* _Stated exercise_
Check every line of the entries that follow, and copy the ones containing "color".

○ ○ ○ ○ ○

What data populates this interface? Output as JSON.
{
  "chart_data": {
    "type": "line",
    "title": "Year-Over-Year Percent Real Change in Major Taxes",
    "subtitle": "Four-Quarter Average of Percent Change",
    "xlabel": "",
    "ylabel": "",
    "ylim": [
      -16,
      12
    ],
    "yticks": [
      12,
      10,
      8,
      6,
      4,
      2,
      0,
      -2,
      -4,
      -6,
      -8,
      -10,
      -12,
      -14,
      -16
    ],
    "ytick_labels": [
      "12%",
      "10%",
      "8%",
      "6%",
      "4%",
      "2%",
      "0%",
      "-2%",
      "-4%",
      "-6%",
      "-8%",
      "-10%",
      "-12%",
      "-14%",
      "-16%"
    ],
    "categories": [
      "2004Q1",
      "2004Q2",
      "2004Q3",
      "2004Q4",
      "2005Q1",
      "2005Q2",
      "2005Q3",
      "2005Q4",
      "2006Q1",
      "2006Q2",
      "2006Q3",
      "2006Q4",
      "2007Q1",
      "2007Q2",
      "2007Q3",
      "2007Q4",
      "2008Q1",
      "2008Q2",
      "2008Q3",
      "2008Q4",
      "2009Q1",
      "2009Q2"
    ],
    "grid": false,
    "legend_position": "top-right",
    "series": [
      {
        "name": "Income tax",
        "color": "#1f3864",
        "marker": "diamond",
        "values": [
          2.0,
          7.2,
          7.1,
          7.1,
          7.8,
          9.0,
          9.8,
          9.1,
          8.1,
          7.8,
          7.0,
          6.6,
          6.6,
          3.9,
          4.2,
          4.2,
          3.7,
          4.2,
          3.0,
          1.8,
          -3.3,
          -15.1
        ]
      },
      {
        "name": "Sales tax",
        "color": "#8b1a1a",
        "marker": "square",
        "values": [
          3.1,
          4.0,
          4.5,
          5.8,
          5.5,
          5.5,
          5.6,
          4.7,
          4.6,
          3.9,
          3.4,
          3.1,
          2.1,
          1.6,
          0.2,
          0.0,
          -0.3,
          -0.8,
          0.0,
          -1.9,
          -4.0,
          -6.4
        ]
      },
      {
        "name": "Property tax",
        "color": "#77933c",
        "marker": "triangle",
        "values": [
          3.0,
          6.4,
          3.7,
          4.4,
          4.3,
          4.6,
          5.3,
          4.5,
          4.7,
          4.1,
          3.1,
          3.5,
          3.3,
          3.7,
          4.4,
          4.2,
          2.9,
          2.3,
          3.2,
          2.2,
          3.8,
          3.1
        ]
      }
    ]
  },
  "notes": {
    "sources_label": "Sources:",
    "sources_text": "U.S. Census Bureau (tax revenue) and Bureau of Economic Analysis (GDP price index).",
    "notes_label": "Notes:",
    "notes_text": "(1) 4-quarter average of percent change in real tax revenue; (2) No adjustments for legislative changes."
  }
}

○ ○ ○ ○ ○

* _Exercise result_
        "color": "#1f3864",
        "color": "#8b1a1a",
        "color": "#77933c",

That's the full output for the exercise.